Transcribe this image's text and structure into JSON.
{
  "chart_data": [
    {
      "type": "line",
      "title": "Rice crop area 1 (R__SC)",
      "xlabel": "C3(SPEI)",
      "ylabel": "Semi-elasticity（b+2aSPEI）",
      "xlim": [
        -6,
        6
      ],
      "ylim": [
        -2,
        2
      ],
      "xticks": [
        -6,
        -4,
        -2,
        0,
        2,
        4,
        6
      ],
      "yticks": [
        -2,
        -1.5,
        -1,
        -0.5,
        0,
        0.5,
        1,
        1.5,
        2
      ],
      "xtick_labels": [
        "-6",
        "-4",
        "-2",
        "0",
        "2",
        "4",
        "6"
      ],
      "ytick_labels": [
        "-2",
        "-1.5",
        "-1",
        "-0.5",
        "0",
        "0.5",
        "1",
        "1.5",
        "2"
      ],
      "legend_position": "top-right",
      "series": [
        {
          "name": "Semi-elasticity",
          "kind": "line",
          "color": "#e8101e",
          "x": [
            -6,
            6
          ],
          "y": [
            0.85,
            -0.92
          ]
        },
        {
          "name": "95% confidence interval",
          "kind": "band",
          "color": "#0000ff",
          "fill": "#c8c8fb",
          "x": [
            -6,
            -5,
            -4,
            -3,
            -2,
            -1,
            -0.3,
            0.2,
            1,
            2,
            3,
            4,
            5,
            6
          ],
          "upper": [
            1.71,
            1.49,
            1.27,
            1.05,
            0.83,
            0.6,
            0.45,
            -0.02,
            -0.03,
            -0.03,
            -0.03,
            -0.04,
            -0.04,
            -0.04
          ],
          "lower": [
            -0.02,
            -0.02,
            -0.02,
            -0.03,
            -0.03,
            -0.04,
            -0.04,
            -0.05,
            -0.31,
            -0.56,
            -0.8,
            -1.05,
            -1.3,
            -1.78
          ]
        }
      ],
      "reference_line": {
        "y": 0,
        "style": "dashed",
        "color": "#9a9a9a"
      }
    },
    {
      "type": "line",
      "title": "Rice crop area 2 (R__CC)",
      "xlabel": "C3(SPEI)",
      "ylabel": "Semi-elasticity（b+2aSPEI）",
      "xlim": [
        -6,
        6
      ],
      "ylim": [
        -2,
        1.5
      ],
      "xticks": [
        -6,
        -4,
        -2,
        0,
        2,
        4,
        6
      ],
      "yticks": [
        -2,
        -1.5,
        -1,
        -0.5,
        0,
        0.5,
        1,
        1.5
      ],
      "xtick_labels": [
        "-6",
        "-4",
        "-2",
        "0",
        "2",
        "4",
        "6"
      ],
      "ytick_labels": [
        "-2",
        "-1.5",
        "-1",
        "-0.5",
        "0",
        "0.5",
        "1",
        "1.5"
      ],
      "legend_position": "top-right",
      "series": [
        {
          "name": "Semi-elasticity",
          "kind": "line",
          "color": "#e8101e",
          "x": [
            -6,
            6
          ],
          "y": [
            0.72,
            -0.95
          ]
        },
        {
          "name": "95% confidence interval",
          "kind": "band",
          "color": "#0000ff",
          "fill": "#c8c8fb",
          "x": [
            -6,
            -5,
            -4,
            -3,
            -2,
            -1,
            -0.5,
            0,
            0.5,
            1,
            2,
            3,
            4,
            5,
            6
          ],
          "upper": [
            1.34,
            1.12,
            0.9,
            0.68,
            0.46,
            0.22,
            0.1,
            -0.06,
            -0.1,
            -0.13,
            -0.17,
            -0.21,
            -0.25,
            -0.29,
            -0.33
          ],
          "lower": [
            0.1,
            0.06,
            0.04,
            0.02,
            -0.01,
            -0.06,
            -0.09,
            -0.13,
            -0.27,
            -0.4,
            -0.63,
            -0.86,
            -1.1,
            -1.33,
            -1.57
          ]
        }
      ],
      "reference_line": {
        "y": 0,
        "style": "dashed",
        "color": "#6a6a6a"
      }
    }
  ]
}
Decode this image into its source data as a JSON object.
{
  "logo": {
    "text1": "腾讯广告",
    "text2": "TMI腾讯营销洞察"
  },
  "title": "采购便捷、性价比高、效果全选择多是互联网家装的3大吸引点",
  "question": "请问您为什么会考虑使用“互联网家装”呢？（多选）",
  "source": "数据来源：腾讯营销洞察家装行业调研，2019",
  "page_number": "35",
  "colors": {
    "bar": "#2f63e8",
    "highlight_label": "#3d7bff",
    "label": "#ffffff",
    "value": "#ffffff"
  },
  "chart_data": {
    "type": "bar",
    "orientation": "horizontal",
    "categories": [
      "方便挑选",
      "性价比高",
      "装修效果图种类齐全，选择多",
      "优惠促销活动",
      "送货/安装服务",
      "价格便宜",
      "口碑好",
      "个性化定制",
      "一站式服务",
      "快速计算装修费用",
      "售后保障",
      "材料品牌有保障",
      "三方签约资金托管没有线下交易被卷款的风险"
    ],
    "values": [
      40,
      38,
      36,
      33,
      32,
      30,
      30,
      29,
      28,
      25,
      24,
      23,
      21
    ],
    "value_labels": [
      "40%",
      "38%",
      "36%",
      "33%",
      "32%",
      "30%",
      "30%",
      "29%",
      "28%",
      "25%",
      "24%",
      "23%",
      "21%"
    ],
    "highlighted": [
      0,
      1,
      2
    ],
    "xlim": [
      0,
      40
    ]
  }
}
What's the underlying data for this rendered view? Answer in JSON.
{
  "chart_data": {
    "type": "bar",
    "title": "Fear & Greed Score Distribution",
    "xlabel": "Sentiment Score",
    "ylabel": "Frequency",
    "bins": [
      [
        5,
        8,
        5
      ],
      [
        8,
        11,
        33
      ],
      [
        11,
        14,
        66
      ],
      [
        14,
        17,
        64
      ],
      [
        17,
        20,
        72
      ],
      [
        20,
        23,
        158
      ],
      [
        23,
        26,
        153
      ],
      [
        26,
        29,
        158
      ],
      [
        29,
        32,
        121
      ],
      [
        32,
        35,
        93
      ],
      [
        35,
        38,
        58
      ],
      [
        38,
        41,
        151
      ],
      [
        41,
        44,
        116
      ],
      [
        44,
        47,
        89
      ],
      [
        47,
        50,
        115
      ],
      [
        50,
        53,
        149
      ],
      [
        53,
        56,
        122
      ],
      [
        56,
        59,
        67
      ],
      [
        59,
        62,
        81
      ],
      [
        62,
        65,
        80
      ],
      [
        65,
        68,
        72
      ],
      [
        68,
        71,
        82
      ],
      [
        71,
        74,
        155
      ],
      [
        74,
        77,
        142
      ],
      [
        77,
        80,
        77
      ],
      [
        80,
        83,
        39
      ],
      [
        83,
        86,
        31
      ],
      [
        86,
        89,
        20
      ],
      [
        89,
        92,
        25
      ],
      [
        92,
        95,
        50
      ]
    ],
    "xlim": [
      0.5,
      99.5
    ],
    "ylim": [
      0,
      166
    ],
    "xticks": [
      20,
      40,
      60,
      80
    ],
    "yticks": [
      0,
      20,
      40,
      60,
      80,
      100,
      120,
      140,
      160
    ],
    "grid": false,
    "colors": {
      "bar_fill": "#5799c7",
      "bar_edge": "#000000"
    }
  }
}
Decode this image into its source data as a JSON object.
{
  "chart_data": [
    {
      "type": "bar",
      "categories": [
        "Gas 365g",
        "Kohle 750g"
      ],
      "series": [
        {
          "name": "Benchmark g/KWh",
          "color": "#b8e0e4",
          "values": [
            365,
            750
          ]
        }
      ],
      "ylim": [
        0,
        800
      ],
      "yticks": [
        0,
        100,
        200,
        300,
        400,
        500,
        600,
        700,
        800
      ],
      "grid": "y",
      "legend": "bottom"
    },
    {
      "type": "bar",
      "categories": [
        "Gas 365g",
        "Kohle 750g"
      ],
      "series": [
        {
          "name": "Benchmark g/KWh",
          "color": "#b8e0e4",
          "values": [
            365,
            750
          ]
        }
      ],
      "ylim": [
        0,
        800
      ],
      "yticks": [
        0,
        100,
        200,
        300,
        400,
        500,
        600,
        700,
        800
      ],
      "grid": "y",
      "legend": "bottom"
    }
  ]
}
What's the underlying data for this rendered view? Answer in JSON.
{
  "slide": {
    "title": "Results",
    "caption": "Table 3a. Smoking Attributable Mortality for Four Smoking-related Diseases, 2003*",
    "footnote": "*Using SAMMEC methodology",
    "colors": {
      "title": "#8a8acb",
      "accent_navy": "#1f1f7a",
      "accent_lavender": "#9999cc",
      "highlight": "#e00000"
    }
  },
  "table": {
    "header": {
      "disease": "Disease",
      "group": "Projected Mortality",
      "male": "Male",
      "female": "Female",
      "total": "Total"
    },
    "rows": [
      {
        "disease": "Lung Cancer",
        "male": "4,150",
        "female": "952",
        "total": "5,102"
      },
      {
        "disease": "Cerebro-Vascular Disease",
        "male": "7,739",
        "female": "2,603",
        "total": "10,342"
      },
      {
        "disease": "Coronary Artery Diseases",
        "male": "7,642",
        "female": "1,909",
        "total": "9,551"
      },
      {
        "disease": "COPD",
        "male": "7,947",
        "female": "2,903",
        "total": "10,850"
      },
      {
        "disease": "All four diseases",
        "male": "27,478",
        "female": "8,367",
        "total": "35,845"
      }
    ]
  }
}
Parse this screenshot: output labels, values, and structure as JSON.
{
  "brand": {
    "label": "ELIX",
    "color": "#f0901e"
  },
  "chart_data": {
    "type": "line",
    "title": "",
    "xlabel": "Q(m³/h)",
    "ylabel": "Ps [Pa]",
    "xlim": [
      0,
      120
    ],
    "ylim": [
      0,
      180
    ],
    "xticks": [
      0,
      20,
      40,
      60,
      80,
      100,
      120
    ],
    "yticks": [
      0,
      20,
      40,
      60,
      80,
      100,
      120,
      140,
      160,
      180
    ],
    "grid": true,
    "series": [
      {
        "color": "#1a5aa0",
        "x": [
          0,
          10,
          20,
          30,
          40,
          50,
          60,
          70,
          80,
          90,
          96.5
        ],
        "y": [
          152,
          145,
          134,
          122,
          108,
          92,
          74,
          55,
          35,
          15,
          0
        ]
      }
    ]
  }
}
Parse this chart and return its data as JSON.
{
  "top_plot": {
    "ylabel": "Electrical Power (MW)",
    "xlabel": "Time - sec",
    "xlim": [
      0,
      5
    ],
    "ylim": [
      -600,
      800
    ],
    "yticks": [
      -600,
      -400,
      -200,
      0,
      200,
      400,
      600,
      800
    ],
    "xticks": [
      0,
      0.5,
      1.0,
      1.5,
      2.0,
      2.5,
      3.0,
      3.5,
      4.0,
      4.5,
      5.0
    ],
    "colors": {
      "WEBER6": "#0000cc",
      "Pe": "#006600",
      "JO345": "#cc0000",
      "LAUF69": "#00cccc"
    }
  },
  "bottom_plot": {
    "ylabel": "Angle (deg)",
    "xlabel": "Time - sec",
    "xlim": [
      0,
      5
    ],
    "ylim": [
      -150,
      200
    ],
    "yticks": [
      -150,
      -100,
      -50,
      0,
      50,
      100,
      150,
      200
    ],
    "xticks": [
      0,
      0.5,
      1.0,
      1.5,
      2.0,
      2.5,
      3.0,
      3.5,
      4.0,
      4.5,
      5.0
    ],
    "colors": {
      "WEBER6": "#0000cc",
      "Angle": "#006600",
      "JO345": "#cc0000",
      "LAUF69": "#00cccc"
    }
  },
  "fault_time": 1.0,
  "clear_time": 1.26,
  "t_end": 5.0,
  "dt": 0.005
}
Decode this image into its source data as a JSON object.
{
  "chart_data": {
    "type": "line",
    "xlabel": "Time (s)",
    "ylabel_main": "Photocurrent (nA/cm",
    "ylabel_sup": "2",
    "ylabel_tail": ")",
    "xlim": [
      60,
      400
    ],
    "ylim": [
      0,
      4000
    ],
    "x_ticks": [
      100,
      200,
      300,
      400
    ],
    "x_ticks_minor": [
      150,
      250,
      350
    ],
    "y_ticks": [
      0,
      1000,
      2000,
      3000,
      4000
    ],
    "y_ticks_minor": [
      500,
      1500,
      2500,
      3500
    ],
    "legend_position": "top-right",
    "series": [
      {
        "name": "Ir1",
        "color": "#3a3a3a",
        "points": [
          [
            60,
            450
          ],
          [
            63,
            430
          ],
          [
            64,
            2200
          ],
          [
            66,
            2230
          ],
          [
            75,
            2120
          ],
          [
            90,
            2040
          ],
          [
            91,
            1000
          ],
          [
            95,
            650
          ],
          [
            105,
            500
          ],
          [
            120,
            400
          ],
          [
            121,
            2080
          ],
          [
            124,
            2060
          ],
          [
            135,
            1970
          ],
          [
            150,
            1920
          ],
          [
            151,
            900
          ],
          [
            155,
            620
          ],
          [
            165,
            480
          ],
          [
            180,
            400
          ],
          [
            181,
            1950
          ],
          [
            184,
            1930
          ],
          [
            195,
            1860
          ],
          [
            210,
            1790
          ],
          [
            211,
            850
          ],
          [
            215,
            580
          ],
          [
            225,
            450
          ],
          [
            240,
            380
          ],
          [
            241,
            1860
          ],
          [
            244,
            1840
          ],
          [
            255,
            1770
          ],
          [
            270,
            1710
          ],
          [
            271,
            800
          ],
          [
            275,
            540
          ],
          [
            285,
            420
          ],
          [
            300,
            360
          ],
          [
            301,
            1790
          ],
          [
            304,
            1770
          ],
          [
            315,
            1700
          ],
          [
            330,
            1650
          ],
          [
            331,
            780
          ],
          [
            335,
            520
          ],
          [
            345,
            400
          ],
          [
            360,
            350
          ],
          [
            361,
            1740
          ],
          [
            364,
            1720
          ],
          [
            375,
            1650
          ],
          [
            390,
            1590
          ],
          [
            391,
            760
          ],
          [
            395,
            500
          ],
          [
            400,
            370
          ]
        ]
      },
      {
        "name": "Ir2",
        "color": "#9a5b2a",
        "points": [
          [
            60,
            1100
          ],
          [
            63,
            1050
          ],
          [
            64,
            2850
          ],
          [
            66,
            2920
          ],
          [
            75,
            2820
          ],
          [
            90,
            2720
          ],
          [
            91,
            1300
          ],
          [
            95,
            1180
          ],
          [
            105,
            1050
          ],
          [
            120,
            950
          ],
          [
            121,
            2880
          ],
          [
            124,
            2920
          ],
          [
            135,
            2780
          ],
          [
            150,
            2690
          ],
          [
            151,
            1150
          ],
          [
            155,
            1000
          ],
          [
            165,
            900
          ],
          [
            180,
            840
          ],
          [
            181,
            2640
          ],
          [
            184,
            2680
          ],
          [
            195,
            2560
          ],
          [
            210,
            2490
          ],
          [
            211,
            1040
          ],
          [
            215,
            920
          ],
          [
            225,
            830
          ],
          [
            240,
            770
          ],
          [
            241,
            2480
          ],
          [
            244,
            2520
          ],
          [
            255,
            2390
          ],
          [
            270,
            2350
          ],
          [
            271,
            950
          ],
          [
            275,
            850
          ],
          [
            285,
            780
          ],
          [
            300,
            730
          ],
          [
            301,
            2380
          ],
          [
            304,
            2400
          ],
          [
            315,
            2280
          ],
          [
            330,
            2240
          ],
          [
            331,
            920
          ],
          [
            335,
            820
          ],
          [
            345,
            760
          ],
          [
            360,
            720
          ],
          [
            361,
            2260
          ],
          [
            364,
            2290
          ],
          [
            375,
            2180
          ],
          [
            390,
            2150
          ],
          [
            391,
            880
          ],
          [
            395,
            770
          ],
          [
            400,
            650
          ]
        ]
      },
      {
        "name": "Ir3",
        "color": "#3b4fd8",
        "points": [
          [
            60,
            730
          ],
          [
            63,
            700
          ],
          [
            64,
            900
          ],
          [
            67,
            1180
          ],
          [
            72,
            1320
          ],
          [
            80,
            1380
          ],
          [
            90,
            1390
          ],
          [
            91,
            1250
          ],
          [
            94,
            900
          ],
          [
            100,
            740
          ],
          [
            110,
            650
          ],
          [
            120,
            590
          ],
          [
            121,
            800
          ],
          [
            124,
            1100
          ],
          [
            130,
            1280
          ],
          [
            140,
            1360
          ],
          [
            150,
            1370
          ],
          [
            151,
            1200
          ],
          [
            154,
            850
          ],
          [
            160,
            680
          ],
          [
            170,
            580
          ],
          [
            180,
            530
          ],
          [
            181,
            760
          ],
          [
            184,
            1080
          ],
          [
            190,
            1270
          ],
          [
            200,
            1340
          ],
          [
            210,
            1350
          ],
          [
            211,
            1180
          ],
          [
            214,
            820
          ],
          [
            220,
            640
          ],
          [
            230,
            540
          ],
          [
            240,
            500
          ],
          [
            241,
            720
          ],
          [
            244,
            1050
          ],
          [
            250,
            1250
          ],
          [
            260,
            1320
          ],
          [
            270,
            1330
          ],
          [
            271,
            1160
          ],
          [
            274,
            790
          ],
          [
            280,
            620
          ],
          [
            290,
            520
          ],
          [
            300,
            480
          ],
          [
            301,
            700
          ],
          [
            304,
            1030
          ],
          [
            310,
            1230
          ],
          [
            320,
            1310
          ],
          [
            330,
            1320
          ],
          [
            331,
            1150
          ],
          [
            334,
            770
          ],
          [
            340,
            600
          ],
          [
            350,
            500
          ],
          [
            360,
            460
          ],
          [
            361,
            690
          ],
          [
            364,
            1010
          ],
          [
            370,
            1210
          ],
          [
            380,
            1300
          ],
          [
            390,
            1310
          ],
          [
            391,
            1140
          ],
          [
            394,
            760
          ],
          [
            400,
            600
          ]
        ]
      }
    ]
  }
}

* Exercise objective: Return every line of the preceding records in which the word "性价比高" appears.

* Output for this exercise:
  "title": "采购便捷、性价比高、效果全选择多是互联网家装的3大吸引点",
      "性价比高",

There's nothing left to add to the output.